(Data entries)
○ ○ ○

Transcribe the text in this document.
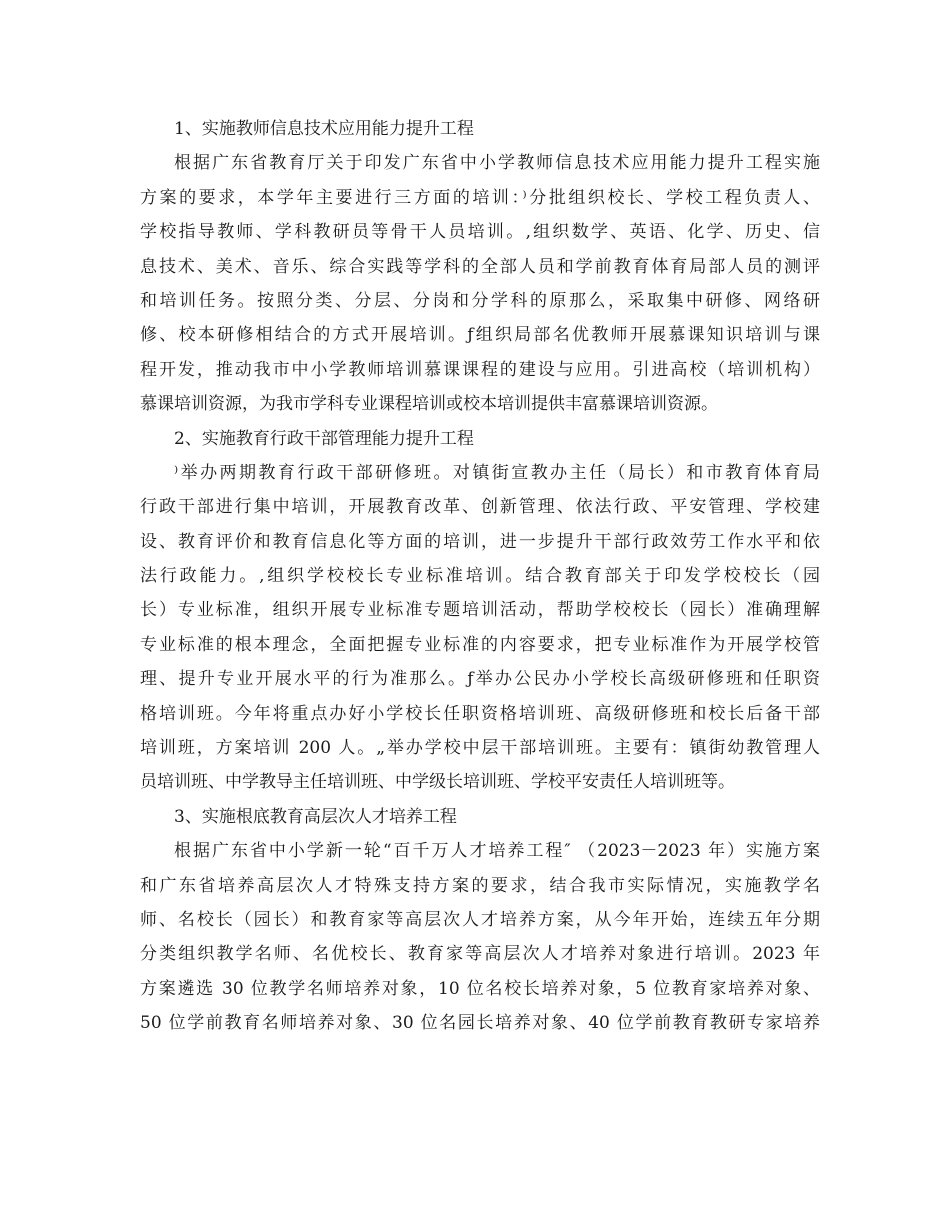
1、实施教师信息技术应用能力提升工程
根据广东省教育厅关于印发广东省中小学教师信息技术应用能力提升工程实施
方案的要求，本学年主要进行三方面的培训：⁾分批组织校长、学校工程负责人、
学校指导教师、学科教研员等骨干人员培训。‚组织数学、英语、化学、历史、信
息技术、美术、音乐、综合实践等学科的全部人员和学前教育体育局部人员的测评
和培训任务。按照分类、分层、分岗和分学科的原那么，采取集中研修、网络研
修、校本研修相结合的方式开展培训。ƒ组织局部名优教师开展慕课知识培训与课
程开发，推动我市中小学教师培训慕课课程的建设与应用。引进高校（培训机构）
慕课培训资源，为我市学科专业课程培训或校本培训提供丰富慕课培训资源。
2、实施教育行政干部管理能力提升工程
⁾举办两期教育行政干部研修班。对镇街宣教办主任（局长）和市教育体育局
行政干部进行集中培训，开展教育改革、创新管理、依法行政、平安管理、学校建
设、教育评价和教育信息化等方面的培训，进一步提升干部行政效劳工作水平和依
法行政能力。‚组织学校校长专业标准培训。结合教育部关于印发学校校长（园
长）专业标准，组织开展专业标准专题培训活动，帮助学校校长（园长）准确理解
专业标准的根本理念，全面把握专业标准的内容要求，把专业标准作为开展学校管
理、提升专业开展水平的行为准那么。ƒ举办公民办小学校长高级研修班和任职资
格培训班。今年将重点办好小学校长任职资格培训班、高级研修班和校长后备干部
培训班，方案培训 200 人。„举办学校中层干部培训班。主要有：镇街幼教管理人
员培训班、中学教导主任培训班、中学级长培训班、学校平安责任人培训班等。
3、实施根底教育高层次人才培养工程
根据广东省中小学新一轮“百千万人才培养工程″ （2023－2023 年）实施方案
和广东省培养高层次人才特殊支持方案的要求，结合我市实际情况，实施教学名
师、名校长（园长）和教育家等高层次人才培养方案，从今年开始，连续五年分期
分类组织教学名师、名优校长、教育家等高层次人才培养对象进行培训。2023 年
方案遴选 30 位教学名师培养对象，10 位名校长培养对象，5 位教育家培养对象、
50 位学前教育名师培养对象、30 位名园长培养对象、40 位学前教育教研专家培养
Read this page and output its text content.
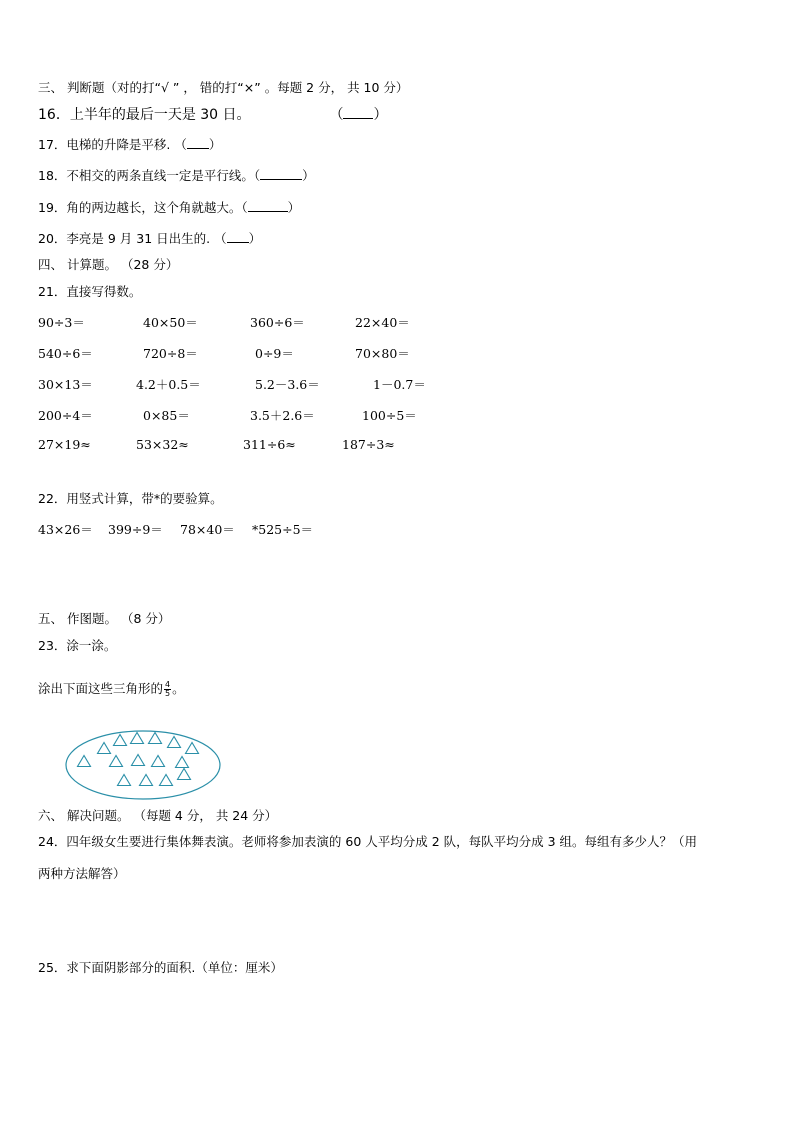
三、 判断题（对的打“√ ” ， 错的打“×” 。每题 2 分， 共 10 分）
16．上半年的最后一天是 30 日。	（ ）
17．电梯的升降是平移. （ ）
18．不相交的两条直线一定是平行线。（	）
19．角的两边越长，这个角就越大。（	）
20．李亮是 9 月 31 日出生的. （ ）
四、 计算题。 （28 分）
21．直接写得数。
90÷3＝	40×50＝	360÷6＝	22×40＝
540÷6＝	720÷8＝	0÷9＝	70×80＝
30×13＝	4.2＋0.5＝	5.2－3.6＝	1－0.7＝
200÷4＝	0×85＝	3.5＋2.6＝	100÷5＝
27×19≈	53×32≈	311÷6≈	187÷3≈
22．用竖式计算，带*的要验算。
43×26＝ 399÷9＝ 78×40＝ *525÷5＝
五、 作图题。 （8 分）
23．涂一涂。
涂出下面这些三角形的 $\frac{4}{5}$ 。
六、 解决问题。 （每题 4 分， 共 24 分）
24．四年级女生要进行集体舞表演。老师将参加表演的 60 人平均分成 2 队，每队平均分成 3 组。每组有多少人？（用
两种方法解答）
25．求下面阴影部分的面积.（单位：厘米）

○ ○ ○

GIVEN EXERCISE – Gather and copy every line of the data in which the string "text" is found.

FULL OUTPUT –
Transcribe the text in this document.
Read this page and output its text content.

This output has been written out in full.